Reproduce the following passage on Homo erectus in full, word for word, before any of the material.

Text segment –
################

From the 1950s to 1970s, however, numerous fossil finds from East Africa yielded evidence that the oldest hominins originated there. It is now believed that H. erectus is a descendant of earlier genera such as Ardipithecus and Australopithecus, or early Homo-species such as H. habilis or H. ergaster. H. habilis and H. erectus coexisted for several thousand years, and may represent separate lineages of a common ancestor.
Archaeologist John T. Robinson and Robert Broom named Telanthropus capensis in the 1950s, now thought to belong to Homo erectus. Robinson discovered a jaw fragment, SK 45, in September 1949 in Swartkrans, South Africa. In 1957, Simonetta proposed to re-designate it Homo erectus, and Robinson (1961) agreed.
Homo erectus georgicusEdit
Homo erectus georgicus (Georgian: ქართველი ადამიანი) is the subspecies name sometimes used to describe fossil skulls and jaws found in Dmanisi, Georgia. Although first proposed as a separate species, it is now classified within H. erectus. A partial skeleton was discovered in 2001. The fossils are about 1.8 million years old. The remains were first discovered in 1991 by Georgian scientist, David Lordkipanidze, accompanied by an international team that unearthed the remains. There have been many proposed explanations of the dispersion of H. erectus georgicus. Implements and animal bones were found alongside the ancient human remains.
At first, scientists thought they had found mandibles and skulls belonging to Homo ergaster, but size differences led them to name a new species, Homo georgicus, which was posited as a descendant of Homo habilis and ancestor of Asian Homo erectus. This classification was not upheld, and the fossil is now considered a divergent subgroup of Homo erectus, sometimes called Homo erectus georgicus.

################

Extracted information –
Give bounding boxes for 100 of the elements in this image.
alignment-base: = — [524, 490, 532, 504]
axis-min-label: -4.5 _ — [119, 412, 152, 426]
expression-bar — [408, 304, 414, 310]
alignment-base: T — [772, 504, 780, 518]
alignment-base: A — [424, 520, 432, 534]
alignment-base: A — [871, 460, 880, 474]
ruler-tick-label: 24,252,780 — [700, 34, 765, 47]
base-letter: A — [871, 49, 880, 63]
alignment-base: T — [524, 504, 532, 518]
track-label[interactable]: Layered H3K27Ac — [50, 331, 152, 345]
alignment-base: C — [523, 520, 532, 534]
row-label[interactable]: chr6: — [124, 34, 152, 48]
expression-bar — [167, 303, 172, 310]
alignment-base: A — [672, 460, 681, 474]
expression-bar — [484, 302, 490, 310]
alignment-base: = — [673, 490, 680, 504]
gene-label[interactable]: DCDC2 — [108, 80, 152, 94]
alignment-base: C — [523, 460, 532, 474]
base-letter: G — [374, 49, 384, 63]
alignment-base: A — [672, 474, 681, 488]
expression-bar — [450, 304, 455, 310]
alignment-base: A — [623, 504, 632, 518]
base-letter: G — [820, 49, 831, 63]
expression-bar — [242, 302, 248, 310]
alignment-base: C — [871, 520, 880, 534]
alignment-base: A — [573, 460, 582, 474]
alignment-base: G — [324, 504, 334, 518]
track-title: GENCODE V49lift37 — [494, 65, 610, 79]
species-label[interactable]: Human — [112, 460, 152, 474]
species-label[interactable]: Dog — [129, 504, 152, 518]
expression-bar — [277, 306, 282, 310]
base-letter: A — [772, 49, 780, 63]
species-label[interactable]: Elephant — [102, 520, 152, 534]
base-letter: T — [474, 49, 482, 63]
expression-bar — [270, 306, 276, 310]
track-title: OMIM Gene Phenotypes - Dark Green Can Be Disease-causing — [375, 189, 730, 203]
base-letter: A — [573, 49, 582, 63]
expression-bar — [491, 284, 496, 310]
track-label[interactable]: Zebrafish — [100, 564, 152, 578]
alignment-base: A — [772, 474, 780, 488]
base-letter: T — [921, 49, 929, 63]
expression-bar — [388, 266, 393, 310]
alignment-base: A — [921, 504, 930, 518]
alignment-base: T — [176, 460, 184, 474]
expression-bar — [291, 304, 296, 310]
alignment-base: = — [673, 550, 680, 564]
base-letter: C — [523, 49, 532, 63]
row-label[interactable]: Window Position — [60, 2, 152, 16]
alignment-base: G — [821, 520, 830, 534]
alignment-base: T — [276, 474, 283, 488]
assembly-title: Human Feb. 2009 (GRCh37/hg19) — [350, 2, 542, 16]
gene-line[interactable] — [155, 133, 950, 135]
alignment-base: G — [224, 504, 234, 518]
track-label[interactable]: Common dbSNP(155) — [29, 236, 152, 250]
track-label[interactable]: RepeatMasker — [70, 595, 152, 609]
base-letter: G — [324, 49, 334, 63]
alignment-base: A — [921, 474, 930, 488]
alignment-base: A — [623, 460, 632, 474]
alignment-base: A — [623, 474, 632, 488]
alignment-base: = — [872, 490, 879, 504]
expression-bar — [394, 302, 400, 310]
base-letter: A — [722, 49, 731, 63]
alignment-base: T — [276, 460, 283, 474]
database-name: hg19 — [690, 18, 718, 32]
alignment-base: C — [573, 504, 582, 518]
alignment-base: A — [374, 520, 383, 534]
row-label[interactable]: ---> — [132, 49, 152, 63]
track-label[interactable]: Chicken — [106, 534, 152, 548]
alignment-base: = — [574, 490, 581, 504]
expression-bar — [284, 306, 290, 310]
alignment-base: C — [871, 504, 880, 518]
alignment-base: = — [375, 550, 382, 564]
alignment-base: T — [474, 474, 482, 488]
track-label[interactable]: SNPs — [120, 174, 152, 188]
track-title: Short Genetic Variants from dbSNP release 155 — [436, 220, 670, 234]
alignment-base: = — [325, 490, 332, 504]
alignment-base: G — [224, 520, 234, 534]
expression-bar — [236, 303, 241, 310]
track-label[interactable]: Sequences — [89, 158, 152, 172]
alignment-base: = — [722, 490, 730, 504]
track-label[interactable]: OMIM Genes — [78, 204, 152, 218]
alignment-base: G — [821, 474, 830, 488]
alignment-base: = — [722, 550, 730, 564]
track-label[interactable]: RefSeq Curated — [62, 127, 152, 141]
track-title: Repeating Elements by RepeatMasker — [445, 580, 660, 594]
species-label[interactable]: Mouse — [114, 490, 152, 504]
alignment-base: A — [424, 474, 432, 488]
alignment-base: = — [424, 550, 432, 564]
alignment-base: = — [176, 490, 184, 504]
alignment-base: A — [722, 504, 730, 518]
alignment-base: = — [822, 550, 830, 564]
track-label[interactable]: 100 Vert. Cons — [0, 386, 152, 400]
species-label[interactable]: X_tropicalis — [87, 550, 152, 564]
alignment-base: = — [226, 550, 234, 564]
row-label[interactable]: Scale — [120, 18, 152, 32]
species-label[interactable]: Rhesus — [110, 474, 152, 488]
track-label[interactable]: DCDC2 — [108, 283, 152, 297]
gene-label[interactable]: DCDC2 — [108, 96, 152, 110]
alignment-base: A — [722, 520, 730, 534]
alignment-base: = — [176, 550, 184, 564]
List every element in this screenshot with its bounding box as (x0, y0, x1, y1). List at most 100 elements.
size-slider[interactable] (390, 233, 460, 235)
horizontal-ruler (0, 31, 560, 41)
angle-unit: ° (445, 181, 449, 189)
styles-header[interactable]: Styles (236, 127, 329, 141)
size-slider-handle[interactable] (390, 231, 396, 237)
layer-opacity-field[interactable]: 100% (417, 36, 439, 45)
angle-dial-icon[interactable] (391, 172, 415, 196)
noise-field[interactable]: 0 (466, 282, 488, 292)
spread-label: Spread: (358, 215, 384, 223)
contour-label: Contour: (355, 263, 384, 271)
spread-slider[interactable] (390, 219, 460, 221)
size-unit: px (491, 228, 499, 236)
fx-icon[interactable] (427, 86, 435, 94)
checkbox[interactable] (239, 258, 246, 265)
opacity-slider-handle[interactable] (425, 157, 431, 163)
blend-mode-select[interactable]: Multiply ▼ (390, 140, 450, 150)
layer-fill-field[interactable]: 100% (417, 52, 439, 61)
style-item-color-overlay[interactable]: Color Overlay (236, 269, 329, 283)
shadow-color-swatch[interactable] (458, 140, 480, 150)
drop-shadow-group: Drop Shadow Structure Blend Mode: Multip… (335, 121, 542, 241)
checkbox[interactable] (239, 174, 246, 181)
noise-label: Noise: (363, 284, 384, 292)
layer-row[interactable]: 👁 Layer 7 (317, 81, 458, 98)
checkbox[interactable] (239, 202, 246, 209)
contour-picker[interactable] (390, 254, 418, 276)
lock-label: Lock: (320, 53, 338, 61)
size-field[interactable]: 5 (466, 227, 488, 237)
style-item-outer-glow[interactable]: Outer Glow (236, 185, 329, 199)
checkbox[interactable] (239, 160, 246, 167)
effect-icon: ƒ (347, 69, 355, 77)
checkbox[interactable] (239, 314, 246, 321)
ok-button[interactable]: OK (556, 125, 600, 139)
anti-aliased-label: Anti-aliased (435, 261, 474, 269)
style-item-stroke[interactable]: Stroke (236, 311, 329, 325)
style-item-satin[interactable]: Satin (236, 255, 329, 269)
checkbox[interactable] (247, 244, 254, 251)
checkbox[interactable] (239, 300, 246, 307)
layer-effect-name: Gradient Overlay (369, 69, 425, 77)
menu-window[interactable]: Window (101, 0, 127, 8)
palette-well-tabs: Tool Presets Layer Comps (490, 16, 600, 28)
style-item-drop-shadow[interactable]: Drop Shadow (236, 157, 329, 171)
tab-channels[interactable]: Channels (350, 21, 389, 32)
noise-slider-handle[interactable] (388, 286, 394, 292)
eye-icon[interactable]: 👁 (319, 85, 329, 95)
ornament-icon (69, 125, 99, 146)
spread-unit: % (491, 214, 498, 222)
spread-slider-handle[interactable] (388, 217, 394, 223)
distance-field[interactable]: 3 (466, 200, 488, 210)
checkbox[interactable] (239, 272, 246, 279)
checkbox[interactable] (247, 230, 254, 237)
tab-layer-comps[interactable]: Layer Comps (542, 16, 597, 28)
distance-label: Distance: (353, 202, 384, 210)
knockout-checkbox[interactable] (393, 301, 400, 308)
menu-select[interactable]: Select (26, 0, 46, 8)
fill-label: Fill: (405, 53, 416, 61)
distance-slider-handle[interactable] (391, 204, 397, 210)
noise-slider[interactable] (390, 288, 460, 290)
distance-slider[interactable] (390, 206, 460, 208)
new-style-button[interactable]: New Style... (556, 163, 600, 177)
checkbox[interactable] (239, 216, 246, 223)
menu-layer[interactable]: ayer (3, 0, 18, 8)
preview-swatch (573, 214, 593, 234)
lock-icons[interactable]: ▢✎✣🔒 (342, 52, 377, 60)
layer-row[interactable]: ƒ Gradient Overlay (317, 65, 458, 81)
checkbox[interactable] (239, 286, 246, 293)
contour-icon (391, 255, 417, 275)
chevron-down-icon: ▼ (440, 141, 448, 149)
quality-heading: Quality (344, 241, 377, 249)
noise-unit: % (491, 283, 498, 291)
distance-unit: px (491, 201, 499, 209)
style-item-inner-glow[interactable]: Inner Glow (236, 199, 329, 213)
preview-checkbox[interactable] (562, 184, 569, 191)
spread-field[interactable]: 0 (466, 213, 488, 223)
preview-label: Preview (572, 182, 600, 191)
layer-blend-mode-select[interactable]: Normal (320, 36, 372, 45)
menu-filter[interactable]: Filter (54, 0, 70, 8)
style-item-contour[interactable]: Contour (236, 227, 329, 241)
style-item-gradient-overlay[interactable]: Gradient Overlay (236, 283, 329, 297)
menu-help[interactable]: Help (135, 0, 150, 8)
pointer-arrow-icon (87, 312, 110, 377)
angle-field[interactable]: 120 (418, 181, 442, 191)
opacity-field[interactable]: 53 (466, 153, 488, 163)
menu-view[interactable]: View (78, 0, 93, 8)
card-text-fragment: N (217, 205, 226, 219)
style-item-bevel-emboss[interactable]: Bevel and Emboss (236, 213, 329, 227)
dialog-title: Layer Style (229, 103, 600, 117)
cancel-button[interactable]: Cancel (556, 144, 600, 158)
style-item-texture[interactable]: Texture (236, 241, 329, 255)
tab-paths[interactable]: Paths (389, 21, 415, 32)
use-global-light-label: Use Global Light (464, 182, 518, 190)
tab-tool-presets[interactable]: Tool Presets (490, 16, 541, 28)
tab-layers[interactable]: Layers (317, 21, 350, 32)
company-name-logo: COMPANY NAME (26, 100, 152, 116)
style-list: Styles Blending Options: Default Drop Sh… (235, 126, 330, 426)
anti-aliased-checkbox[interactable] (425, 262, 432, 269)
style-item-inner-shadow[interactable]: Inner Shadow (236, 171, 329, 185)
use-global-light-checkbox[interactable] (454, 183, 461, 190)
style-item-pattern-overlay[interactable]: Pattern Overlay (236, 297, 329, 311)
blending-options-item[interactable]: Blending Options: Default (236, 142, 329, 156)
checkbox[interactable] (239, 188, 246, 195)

################

The completed task –
From the 1950s to 1970s, however, numerous fossil finds from East Africa yielded evidence that the oldest hominins originated there. It is now believed that H. erectus is a descendant of earlier genera such as Ardipithecus and Australopithecus, or early Homo-species such as H. habilis or H. ergaster. H. habilis and H. erectus coexisted for several thousand years, and may represent separate lineages of a common ancestor.
Archaeologist John T. Robinson and Robert Broom named Telanthropus capensis in the 1950s, now thought to belong to Homo erectus. Robinson discovered a jaw fragment, SK 45, in September 1949 in Swartkrans, South Africa. In 1957, Simonetta proposed to re-designate it Homo erectus, and Robinson (1961) agreed.
Homo erectus georgicusEdit
Homo erectus georgicus (Georgian: ქართველი ადამიანი) is the subspecies name sometimes used to describe fossil skulls and jaws found in Dmanisi, Georgia. Although first proposed as a separate species, it is now classified within H. erectus. A partial skeleton was discovered in 2001. The fossils are about 1.8 million years old. The remains were first discovered in 1991 by Georgian scientist, David Lordkipanidze, accompanied by an international team that unearthed the remains. There have been many proposed explanations of the dispersion of H. erectus georgicus. Implements and animal bones were found alongside the ancient human remains.
At first, scientists thought they had found mandibles and skulls belonging to Homo ergaster, but size differences led them to name a new species, Homo georgicus, which was posited as a descendant of Homo habilis and ancestor of Asian Homo erectus. This classification was not upheld, and the fossil is now considered a divergent subgroup of Homo erectus, sometimes called Homo erectus georgicus.